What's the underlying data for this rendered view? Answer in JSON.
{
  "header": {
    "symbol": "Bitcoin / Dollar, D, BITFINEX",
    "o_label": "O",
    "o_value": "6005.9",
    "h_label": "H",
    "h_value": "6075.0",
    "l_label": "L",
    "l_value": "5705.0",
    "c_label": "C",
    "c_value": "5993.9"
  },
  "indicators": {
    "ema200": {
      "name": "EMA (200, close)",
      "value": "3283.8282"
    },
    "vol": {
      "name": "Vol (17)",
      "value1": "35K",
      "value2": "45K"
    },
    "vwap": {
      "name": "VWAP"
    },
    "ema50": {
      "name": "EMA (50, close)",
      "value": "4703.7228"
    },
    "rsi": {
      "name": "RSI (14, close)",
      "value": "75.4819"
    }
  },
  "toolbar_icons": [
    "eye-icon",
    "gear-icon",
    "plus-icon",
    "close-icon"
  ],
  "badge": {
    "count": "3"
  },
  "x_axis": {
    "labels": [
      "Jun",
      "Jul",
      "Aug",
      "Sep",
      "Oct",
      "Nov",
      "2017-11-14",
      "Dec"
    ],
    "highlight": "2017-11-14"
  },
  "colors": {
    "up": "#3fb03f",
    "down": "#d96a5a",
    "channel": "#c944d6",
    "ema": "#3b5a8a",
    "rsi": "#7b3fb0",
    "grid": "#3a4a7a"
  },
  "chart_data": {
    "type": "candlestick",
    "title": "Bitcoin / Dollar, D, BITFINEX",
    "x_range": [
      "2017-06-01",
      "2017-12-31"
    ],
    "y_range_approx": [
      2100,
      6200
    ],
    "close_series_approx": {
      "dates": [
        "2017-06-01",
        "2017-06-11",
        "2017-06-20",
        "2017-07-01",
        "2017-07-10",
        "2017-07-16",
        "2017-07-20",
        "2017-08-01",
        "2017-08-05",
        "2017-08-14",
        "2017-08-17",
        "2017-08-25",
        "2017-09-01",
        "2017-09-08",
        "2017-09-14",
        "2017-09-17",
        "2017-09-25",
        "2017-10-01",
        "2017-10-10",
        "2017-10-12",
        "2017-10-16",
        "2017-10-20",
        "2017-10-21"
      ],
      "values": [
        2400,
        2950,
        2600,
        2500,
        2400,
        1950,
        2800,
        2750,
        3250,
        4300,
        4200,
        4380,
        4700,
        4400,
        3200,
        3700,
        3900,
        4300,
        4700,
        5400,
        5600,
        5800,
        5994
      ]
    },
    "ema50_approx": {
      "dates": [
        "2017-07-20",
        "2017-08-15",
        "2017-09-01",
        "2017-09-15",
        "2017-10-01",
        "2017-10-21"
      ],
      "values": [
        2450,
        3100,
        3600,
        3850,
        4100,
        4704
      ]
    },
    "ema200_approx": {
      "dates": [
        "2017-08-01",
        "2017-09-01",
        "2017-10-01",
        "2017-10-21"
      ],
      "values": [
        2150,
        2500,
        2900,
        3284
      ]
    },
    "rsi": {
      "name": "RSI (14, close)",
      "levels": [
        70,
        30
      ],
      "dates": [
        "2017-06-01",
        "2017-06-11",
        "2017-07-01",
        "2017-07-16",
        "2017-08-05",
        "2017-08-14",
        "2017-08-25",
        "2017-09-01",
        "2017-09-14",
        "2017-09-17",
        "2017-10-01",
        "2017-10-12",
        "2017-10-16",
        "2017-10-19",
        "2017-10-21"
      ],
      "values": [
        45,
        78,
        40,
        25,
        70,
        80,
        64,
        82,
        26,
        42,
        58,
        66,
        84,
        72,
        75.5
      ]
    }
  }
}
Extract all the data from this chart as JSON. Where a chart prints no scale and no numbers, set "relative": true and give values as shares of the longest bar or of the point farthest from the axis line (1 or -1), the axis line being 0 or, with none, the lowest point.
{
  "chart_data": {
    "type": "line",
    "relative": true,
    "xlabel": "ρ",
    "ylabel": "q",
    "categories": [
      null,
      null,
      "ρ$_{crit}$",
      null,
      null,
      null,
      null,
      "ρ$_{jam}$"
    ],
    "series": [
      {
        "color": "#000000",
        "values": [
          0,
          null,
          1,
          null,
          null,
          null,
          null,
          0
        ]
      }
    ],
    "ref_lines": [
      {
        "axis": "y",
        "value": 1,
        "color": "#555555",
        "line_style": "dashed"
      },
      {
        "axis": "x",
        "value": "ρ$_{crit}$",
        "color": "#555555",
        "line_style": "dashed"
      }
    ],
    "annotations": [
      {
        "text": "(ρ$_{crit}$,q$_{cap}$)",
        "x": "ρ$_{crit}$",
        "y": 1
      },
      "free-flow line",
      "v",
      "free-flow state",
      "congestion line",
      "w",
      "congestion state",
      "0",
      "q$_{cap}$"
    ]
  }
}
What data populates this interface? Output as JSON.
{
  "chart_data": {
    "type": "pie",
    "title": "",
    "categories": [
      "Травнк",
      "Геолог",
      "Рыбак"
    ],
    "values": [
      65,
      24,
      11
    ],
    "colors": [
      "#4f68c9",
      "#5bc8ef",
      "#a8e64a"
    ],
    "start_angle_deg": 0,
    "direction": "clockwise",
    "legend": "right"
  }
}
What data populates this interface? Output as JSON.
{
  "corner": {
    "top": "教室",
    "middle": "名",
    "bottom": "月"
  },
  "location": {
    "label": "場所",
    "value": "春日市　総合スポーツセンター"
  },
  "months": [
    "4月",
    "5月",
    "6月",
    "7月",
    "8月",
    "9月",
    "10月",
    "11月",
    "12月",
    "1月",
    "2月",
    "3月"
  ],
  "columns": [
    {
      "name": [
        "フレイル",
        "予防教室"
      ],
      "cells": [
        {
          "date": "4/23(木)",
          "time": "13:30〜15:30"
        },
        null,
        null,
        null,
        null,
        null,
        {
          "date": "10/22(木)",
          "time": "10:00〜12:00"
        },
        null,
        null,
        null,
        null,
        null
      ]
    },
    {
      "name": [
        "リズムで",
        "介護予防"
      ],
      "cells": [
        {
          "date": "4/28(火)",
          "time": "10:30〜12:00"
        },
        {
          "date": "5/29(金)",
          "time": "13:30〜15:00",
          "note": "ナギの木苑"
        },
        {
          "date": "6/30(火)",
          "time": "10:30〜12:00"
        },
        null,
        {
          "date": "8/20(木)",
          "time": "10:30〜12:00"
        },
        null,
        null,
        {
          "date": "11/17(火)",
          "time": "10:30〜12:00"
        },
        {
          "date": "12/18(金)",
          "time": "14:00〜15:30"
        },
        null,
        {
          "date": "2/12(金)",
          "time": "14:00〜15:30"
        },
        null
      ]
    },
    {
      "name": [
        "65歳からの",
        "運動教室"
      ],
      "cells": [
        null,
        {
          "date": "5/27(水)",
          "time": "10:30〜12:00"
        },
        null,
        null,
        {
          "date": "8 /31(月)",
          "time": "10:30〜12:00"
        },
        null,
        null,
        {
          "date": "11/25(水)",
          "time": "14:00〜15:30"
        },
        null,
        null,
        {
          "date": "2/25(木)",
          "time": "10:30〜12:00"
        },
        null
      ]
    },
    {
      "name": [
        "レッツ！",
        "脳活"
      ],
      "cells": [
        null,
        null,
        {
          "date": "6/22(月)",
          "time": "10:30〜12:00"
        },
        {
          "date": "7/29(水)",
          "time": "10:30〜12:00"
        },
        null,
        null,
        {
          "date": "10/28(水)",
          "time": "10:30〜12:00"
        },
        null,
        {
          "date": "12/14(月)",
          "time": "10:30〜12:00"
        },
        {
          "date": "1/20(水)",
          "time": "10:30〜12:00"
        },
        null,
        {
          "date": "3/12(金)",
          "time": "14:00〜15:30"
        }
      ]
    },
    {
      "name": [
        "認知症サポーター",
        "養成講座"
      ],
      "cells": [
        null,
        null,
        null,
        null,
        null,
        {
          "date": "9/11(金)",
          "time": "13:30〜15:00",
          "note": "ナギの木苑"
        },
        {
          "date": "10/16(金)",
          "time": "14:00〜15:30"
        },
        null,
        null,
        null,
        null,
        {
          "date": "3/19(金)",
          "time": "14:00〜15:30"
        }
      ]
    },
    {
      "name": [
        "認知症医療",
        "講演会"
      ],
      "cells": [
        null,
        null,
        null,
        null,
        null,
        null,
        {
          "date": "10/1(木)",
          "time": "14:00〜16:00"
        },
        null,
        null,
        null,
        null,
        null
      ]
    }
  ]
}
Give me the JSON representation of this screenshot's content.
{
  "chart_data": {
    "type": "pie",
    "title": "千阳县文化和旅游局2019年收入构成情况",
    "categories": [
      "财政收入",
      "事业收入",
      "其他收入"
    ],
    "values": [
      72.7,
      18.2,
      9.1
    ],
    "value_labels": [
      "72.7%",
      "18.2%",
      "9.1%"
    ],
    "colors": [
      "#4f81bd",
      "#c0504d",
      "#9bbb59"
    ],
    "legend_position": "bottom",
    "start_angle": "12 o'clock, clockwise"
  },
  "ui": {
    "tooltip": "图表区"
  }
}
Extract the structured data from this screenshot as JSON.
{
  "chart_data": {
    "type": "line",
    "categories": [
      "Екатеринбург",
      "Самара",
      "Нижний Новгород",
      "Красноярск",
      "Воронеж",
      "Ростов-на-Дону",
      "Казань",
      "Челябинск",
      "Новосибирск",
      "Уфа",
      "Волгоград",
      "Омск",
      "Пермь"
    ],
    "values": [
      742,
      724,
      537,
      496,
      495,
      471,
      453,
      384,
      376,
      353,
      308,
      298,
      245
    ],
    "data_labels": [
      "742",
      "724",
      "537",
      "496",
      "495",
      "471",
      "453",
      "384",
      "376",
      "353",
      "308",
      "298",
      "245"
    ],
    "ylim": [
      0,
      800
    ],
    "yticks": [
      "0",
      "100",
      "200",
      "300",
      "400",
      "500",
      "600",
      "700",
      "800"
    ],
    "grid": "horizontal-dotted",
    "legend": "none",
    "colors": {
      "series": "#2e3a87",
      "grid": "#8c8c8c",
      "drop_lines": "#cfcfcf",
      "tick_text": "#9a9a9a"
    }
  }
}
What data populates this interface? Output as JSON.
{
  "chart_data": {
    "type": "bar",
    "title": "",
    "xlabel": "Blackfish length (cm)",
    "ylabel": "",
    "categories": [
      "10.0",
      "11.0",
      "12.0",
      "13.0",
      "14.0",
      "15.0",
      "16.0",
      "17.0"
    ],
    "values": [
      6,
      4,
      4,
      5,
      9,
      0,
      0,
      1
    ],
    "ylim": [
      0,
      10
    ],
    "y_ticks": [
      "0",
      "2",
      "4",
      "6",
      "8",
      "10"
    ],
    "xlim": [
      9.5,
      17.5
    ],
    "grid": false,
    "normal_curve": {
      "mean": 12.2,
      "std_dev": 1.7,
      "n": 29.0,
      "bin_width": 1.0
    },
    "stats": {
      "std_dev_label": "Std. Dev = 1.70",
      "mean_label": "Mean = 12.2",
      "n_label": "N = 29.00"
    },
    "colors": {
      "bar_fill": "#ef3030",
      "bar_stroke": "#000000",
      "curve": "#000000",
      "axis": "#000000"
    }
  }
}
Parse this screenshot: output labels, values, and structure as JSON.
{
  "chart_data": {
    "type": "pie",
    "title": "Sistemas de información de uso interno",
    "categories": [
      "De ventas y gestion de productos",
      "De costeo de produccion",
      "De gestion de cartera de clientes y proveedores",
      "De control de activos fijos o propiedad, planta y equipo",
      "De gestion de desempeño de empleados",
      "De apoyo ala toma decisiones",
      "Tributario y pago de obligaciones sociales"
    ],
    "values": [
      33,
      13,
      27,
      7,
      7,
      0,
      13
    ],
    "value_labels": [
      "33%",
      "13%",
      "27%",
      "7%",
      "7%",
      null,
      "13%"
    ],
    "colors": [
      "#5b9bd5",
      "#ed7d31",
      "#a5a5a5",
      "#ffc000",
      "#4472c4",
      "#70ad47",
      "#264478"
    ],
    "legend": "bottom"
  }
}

* **Instructions for the task**: In the material above, how many lines hold the word "Extract"? Say only the number.

* **Expected answer**: 2